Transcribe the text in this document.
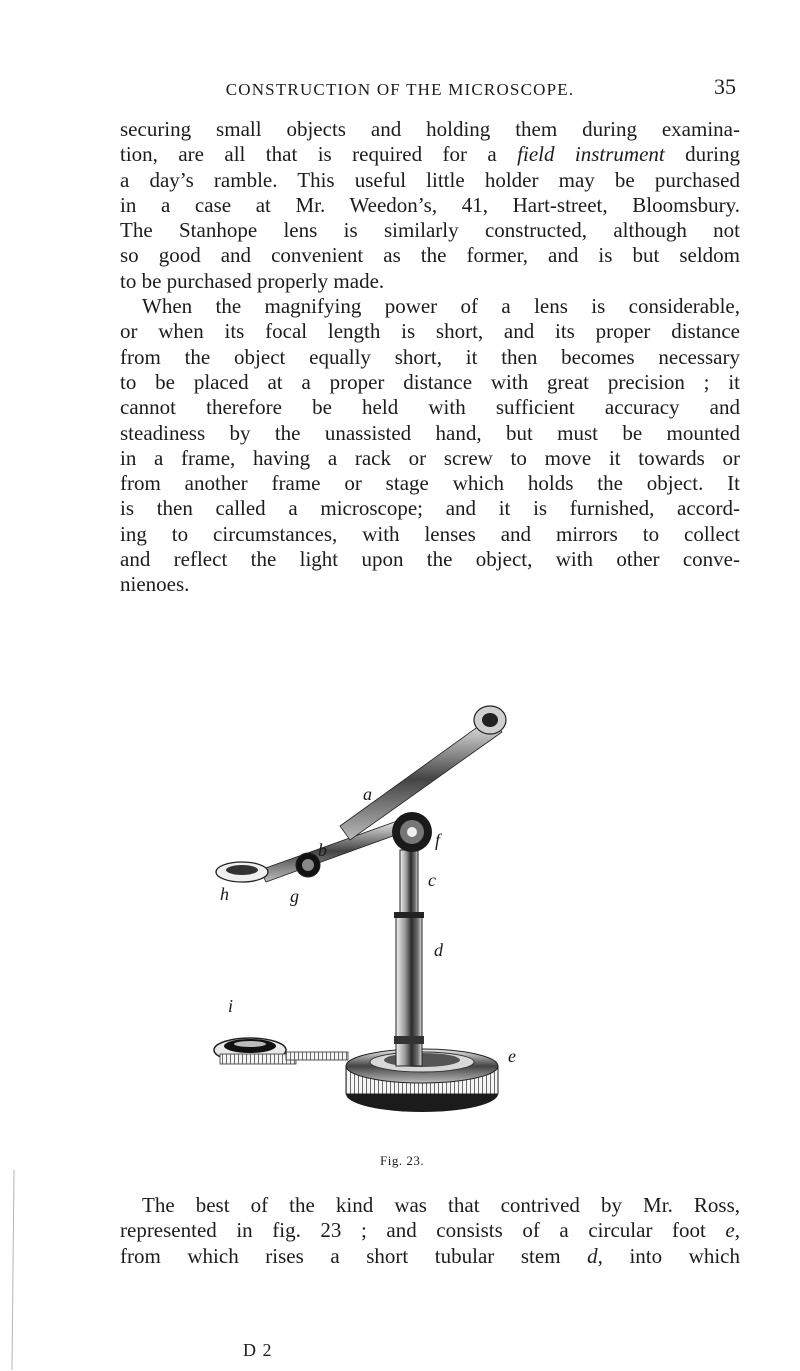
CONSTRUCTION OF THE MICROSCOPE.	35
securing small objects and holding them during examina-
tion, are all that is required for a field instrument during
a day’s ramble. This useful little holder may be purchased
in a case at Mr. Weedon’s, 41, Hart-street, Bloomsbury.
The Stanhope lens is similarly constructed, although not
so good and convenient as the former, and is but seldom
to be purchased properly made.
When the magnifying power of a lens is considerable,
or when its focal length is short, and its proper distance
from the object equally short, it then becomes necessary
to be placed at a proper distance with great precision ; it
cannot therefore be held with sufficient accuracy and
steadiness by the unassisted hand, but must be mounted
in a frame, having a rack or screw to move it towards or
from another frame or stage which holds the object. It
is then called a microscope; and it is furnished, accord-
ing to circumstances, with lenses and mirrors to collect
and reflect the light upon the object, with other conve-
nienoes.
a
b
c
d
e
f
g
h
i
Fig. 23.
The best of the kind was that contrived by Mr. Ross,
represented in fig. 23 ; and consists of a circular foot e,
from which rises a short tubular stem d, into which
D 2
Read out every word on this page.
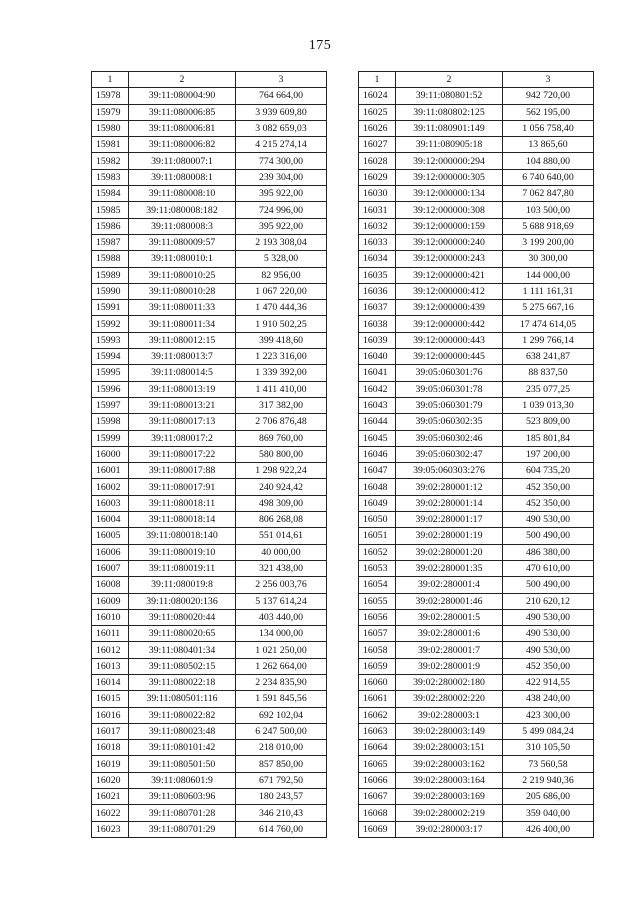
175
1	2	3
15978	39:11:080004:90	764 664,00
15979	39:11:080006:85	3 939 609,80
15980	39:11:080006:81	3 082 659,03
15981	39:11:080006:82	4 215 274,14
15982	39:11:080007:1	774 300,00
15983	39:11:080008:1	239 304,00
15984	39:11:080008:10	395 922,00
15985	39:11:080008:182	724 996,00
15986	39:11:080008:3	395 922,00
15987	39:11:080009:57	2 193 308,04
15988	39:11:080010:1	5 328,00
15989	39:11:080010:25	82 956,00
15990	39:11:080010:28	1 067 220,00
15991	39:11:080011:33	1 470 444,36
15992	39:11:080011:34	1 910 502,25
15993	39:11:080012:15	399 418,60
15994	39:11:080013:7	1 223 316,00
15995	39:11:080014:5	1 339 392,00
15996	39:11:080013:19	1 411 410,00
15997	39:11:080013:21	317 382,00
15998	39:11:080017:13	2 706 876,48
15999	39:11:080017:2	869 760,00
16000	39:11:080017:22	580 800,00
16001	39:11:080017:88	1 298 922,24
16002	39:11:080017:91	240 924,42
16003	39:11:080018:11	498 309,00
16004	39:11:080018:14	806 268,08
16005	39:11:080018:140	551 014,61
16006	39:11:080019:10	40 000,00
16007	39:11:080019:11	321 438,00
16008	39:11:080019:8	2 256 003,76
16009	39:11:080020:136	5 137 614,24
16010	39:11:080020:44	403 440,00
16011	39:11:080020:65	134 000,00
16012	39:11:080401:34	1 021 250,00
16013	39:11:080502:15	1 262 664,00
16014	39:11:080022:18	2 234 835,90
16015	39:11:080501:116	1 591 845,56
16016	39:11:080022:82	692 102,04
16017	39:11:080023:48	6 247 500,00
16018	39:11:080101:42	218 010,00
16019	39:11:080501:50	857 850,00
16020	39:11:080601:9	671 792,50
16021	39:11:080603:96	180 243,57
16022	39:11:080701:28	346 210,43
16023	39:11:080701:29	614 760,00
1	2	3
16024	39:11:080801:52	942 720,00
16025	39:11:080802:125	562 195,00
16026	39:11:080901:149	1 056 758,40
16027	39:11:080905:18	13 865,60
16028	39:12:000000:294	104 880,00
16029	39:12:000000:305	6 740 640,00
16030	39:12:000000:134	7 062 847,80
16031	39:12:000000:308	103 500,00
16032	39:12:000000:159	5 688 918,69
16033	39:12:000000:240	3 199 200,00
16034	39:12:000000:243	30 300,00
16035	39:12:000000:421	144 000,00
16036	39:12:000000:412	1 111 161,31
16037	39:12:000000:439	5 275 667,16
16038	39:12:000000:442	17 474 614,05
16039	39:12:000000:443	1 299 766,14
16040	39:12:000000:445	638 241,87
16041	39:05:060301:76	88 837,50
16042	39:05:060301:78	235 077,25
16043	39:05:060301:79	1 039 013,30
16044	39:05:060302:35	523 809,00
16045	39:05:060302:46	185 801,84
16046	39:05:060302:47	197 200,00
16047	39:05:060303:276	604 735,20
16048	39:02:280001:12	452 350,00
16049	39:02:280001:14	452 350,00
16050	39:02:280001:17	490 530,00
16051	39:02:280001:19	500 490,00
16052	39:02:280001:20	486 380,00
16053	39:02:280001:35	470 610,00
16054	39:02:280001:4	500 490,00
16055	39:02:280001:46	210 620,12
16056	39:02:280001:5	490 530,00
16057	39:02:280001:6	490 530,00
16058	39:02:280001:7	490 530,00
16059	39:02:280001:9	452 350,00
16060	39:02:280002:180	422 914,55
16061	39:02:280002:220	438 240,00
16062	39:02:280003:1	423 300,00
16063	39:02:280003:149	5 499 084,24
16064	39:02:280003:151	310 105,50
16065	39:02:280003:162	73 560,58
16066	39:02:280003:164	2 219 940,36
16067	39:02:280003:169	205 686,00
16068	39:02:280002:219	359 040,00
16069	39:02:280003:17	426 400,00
____
● Problem
The records are above. How many lines in them contain the word "distance"? Give the number alone.

● The output
2